Description of the task:
Please output the lines shown below exactly as they appear.

Begin Data shown

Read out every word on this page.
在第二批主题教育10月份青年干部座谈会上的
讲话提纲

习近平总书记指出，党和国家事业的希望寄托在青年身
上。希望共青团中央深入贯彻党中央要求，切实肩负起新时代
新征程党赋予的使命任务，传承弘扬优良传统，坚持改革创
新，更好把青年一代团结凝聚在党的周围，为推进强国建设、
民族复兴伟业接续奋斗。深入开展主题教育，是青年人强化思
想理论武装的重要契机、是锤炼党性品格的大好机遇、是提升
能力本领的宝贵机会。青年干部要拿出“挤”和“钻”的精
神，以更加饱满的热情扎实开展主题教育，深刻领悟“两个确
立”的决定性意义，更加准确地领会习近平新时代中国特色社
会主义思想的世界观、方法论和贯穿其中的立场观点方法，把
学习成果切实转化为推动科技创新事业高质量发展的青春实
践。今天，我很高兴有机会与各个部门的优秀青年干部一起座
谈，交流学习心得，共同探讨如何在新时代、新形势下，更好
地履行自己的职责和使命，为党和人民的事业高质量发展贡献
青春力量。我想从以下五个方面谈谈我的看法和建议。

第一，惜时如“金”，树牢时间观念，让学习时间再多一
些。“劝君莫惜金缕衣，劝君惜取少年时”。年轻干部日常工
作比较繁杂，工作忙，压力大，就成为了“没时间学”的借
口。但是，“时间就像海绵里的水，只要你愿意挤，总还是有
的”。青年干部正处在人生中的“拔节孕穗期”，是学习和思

End Data shown

Answer to this task:
Read out every word on this page.
在第二批主题教育10月份青年干部座谈会上的
讲话提纲

习近平总书记指出，党和国家事业的希望寄托在青年身
上。希望共青团中央深入贯彻党中央要求，切实肩负起新时代
新征程党赋予的使命任务，传承弘扬优良传统，坚持改革创
新，更好把青年一代团结凝聚在党的周围，为推进强国建设、
民族复兴伟业接续奋斗。深入开展主题教育，是青年人强化思
想理论武装的重要契机、是锤炼党性品格的大好机遇、是提升
能力本领的宝贵机会。青年干部要拿出“挤”和“钻”的精
神，以更加饱满的热情扎实开展主题教育，深刻领悟“两个确
立”的决定性意义，更加准确地领会习近平新时代中国特色社
会主义思想的世界观、方法论和贯穿其中的立场观点方法，把
学习成果切实转化为推动科技创新事业高质量发展的青春实
践。今天，我很高兴有机会与各个部门的优秀青年干部一起座
谈，交流学习心得，共同探讨如何在新时代、新形势下，更好
地履行自己的职责和使命，为党和人民的事业高质量发展贡献
青春力量。我想从以下五个方面谈谈我的看法和建议。

第一，惜时如“金”，树牢时间观念，让学习时间再多一
些。“劝君莫惜金缕衣，劝君惜取少年时”。年轻干部日常工
作比较繁杂，工作忙，压力大，就成为了“没时间学”的借
口。但是，“时间就像海绵里的水，只要你愿意挤，总还是有
的”。青年干部正处在人生中的“拔节孕穗期”，是学习和思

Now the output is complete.